◆ TEXT PASSAGE ◆
START

Zach’s woes are alleviated when he meets plucky teen number two, Hannah (Odeya Rush), his neighbour’s daughter and something of a social pariah herself thanks to her father’s over-protectiveness. When Zach and Champ intercede in what they think is a domestic disturbance at Hannah’s house, he discovers her reclusive and anti-social father is R.L. Stine (Jack Black). A bookcase full of leather-bound original manuscripts of the ‘Goosebumps’ novels, which Champ remembers from his childhood, catches their attention. What they don’t know is that Stine’s retinue of monsters is real, his writing the only thing that can subdue them, the lock on each manuscript a guarantee that they’ll stay imprisoned within the pages of fiction.

Needless to say, Zach and Champ are the unwitting architects of the release of one of the monsters – an abominable snowman type who, with Hannah’s help, they track down to an ice rink. In the meantime, however, and much to Stine’s chagrin, his lifelong nemesis and alter ego, ventiloquist’s dummy Slappy, wrests free of his particular magnum opus and gleefully sets about freeing all the other monsters.

END

◆ DESCRIPTION OF THE TASK ◆
Please retype part of the film review, beginning at the words "Zach’s woes are" and stopping after "pages of fiction.". The entries that come next have nothing to do with this.

◆ Collected data ◆
START

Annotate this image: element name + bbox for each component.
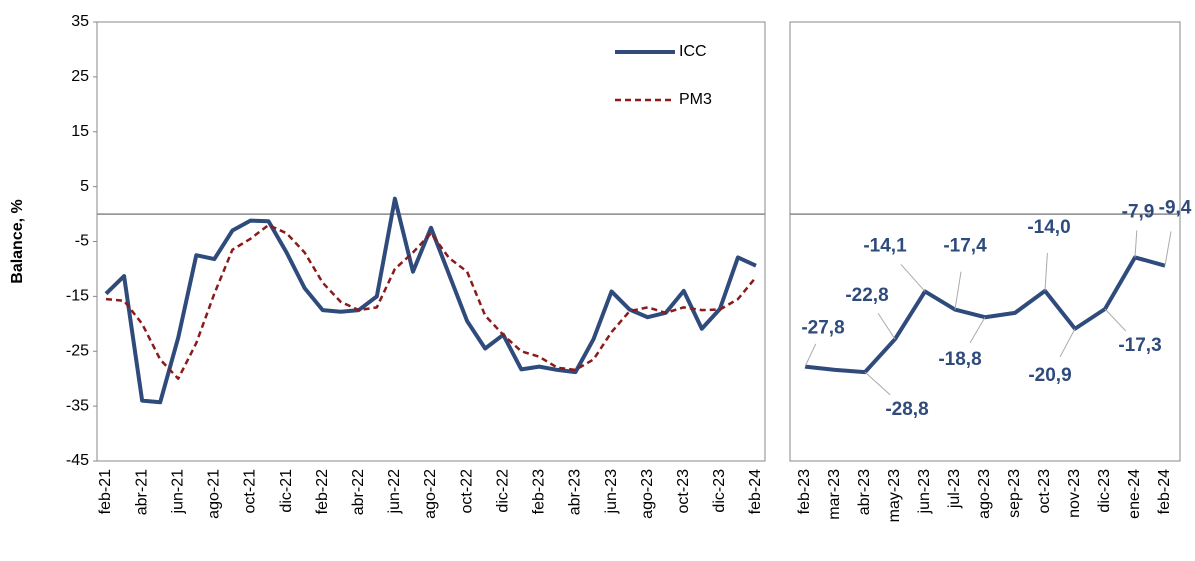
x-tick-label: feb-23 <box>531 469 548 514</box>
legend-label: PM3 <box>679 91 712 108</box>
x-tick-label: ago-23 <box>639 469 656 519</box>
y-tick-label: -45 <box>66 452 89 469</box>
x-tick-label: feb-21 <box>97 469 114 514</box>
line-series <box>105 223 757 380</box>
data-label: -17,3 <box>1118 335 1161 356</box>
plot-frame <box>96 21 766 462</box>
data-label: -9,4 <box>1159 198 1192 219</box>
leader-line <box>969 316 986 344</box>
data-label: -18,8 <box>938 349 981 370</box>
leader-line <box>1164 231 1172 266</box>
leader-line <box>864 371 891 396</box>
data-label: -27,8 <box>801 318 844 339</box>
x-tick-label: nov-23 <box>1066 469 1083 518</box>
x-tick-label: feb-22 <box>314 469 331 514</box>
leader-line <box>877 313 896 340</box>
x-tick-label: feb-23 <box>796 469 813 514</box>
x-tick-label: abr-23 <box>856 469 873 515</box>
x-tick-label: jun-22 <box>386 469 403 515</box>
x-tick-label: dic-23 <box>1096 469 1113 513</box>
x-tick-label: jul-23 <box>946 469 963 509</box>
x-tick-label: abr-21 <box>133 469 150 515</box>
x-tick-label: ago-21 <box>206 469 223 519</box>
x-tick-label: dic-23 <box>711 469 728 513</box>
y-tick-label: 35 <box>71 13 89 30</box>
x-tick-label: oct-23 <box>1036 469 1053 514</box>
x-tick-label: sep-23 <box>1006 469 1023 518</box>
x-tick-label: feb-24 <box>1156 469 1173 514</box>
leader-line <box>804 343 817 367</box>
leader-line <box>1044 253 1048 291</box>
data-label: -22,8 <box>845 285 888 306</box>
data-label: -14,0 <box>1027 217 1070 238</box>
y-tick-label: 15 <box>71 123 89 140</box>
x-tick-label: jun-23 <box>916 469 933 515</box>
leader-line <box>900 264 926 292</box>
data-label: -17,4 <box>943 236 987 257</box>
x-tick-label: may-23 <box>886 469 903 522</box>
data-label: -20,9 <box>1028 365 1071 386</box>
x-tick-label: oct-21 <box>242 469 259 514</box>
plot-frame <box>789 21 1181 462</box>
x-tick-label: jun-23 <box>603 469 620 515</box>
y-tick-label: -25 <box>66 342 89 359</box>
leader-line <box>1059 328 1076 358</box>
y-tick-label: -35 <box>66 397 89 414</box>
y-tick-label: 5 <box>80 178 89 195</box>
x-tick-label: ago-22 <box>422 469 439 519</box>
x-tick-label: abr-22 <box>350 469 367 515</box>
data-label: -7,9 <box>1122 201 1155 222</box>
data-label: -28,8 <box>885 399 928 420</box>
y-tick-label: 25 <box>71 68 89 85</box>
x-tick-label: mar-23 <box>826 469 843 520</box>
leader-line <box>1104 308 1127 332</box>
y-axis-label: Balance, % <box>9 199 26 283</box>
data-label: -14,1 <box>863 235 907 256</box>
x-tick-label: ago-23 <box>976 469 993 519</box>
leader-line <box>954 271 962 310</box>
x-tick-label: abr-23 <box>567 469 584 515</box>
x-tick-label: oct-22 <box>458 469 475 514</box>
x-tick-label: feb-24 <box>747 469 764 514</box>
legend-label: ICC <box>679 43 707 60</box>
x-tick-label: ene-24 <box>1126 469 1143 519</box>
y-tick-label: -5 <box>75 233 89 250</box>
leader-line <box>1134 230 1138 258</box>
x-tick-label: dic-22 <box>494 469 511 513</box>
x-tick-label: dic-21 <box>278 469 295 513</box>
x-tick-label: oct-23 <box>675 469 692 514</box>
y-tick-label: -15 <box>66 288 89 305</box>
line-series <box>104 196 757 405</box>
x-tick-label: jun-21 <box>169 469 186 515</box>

END

◆ WRITTEN ANSWER ◆
Zach’s woes are alleviated when he meets plucky teen number two, Hannah (Odeya Rush), his neighbour’s daughter and something of a social pariah herself thanks to her father’s over-protectiveness. When Zach and Champ intercede in what they think is a domestic disturbance at Hannah’s house, he discovers her reclusive and anti-social father is R.L. Stine (Jack Black). A bookcase full of leather-bound original manuscripts of the ‘Goosebumps’ novels, which Champ remembers from his childhood, catches their attention. What they don’t know is that Stine’s retinue of monsters is real, his writing the only thing that can subdue them, the lock on each manuscript a guarantee that they’ll stay imprisoned within the pages of fiction.